• Goal: Output the line containing "Extract the structured" and all subsequent lines of the listing below, copied exactly, with no other lines.

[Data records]
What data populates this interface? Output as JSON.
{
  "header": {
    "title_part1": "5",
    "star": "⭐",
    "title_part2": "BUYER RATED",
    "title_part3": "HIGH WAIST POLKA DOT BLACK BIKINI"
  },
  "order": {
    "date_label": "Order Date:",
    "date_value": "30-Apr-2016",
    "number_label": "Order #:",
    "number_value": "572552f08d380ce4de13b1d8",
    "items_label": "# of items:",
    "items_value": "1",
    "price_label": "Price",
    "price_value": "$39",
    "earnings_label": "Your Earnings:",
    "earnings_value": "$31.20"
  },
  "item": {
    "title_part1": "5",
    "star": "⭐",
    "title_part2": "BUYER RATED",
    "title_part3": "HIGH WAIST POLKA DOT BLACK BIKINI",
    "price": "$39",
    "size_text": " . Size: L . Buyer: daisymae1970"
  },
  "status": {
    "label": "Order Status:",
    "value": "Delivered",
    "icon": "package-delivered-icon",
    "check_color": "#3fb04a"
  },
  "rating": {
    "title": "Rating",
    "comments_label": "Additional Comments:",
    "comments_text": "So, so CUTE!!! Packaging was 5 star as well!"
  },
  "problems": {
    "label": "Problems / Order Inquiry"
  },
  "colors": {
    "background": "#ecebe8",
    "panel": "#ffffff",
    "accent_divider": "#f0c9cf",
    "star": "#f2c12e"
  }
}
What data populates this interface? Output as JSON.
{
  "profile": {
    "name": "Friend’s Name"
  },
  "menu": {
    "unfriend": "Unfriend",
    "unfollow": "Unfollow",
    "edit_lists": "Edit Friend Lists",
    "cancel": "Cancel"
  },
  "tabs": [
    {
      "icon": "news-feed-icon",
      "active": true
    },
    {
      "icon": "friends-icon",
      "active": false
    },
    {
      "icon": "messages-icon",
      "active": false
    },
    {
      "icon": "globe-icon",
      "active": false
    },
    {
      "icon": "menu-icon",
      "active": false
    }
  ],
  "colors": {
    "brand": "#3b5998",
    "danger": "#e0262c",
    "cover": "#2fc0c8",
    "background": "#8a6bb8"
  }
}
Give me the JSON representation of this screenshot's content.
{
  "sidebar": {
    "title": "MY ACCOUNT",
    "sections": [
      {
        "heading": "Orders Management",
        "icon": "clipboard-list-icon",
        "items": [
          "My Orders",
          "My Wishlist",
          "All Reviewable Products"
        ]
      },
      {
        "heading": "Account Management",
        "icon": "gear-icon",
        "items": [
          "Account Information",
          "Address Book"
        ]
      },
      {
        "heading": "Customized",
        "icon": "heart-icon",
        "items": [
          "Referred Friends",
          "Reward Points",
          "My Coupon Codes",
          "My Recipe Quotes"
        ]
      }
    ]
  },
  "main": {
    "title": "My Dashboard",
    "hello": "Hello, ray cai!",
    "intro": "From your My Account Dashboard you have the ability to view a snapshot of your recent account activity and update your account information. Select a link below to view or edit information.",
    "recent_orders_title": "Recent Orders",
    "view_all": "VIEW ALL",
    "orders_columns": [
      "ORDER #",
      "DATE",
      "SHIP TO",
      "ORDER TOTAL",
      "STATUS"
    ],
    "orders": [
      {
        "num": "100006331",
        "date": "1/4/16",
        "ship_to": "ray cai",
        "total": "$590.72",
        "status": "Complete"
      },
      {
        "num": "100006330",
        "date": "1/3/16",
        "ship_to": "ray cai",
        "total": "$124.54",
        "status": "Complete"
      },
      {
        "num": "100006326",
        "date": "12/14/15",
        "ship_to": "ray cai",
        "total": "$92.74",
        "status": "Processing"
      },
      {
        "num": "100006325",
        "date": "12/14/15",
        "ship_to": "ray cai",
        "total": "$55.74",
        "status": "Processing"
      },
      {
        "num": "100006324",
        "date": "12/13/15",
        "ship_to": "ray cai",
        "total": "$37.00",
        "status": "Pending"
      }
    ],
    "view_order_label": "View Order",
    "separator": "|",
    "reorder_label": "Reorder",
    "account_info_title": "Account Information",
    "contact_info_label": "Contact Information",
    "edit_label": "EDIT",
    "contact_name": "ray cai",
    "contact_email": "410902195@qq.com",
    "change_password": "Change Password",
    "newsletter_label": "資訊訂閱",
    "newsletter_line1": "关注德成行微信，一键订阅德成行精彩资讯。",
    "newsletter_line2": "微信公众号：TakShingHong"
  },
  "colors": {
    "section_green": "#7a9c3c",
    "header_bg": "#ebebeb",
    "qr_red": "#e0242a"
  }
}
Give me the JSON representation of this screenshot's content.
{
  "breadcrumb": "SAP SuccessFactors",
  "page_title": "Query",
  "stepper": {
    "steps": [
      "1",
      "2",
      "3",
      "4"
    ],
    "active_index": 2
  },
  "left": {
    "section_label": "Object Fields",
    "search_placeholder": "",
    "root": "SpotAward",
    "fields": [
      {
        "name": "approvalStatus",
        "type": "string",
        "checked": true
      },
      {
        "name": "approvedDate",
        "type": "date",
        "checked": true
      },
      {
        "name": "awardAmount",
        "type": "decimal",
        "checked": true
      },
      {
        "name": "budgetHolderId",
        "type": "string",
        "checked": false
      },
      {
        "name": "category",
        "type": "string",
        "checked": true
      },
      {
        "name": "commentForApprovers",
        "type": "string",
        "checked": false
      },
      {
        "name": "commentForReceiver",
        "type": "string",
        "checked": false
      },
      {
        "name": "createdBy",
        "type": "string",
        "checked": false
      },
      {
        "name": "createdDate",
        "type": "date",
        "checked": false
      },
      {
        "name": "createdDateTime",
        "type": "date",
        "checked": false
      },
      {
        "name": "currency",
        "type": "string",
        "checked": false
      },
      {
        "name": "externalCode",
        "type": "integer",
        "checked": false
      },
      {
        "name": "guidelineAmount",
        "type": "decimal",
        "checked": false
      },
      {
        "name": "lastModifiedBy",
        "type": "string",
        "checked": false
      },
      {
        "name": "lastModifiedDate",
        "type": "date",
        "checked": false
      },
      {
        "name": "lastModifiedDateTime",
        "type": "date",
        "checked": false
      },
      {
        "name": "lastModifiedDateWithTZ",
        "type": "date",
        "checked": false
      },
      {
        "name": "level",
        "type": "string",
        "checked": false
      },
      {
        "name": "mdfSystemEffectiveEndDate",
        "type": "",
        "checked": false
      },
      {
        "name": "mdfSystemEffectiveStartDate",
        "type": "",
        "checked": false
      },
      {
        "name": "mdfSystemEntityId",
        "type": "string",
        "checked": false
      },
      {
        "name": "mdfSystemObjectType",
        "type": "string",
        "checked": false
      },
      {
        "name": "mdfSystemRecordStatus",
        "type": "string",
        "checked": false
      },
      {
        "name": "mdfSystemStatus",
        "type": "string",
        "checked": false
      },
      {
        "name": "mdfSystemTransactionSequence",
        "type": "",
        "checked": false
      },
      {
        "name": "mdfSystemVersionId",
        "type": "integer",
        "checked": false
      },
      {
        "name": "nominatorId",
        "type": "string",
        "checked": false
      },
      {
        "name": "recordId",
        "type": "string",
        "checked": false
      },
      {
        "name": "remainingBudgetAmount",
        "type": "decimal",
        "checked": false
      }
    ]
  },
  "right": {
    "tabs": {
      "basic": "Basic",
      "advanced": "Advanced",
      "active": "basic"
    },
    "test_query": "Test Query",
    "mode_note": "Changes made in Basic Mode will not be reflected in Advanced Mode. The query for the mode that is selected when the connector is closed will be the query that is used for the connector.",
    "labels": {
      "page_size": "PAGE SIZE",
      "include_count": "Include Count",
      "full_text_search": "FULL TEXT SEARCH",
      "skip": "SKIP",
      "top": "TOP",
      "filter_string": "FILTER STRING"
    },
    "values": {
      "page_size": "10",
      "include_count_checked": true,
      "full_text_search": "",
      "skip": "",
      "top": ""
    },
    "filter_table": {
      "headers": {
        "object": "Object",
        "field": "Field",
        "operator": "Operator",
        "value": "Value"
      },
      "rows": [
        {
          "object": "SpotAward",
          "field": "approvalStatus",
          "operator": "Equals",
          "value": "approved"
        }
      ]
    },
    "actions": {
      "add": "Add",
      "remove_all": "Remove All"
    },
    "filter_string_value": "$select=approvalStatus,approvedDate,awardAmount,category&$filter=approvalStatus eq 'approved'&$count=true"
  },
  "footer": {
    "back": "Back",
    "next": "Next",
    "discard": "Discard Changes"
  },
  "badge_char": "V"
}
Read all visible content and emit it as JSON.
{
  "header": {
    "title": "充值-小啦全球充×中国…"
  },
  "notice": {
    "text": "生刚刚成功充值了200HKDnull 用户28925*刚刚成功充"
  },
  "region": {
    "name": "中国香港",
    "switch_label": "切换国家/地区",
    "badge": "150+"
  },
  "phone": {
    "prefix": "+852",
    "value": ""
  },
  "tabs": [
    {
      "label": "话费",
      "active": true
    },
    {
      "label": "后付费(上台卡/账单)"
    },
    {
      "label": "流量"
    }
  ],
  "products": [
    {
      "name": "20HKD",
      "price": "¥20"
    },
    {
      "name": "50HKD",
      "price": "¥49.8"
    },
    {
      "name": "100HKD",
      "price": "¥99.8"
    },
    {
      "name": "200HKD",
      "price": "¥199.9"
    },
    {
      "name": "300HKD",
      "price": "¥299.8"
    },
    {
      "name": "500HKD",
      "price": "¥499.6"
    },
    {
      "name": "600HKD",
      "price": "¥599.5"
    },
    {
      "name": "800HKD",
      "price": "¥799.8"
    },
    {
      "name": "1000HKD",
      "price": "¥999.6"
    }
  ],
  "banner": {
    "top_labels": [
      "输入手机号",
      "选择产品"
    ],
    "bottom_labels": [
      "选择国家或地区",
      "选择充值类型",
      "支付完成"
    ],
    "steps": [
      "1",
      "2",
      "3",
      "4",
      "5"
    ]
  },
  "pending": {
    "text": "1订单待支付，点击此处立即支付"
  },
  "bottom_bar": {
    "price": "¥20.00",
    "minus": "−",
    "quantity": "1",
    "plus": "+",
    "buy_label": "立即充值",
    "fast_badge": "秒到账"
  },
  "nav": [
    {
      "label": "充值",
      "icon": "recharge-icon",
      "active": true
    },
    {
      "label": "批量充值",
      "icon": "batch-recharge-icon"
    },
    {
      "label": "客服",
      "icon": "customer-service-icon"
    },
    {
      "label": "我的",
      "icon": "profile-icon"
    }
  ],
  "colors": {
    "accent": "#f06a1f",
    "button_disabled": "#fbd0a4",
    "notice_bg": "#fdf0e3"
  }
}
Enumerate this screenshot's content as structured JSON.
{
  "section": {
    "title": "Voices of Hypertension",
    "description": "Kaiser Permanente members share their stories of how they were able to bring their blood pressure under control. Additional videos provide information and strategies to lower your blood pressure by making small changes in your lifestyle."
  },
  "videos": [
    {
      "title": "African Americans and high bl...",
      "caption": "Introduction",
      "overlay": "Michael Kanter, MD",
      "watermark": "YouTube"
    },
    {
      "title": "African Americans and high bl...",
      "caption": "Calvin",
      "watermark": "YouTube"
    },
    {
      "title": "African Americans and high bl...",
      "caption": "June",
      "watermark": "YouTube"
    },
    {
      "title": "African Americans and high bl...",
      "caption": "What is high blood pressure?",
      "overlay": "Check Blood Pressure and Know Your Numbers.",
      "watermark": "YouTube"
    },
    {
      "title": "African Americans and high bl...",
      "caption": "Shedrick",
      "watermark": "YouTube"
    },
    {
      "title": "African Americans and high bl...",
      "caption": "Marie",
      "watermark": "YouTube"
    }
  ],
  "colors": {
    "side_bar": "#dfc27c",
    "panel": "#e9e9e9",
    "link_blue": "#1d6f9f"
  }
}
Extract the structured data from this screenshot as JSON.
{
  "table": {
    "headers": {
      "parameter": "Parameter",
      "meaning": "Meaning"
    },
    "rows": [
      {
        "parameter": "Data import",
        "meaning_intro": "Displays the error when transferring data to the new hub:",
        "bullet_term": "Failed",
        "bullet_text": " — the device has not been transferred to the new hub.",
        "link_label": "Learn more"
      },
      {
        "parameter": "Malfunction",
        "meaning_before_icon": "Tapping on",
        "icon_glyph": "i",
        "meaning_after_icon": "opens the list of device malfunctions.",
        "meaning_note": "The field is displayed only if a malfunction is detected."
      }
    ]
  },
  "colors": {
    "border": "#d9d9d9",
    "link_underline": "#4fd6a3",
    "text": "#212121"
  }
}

• Solved problem:
Extract the structured data from this screenshot as JSON.
{
  "table": {
    "headers": {
      "parameter": "Parameter",
      "meaning": "Meaning"
    },
    "rows": [
      {
        "parameter": "Data import",
        "meaning_intro": "Displays the error when transferring data to the new hub:",
        "bullet_term": "Failed",
        "bullet_text": " — the device has not been transferred to the new hub.",
        "link_label": "Learn more"
      },
      {
        "parameter": "Malfunction",
        "meaning_before_icon": "Tapping on",
        "icon_glyph": "i",
        "meaning_after_icon": "opens the list of device malfunctions.",
        "meaning_note": "The field is displayed only if a malfunction is detected."
      }
    ]
  },
  "colors": {
    "border": "#d9d9d9",
    "link_underline": "#4fd6a3",
    "text": "#212121"
  }
}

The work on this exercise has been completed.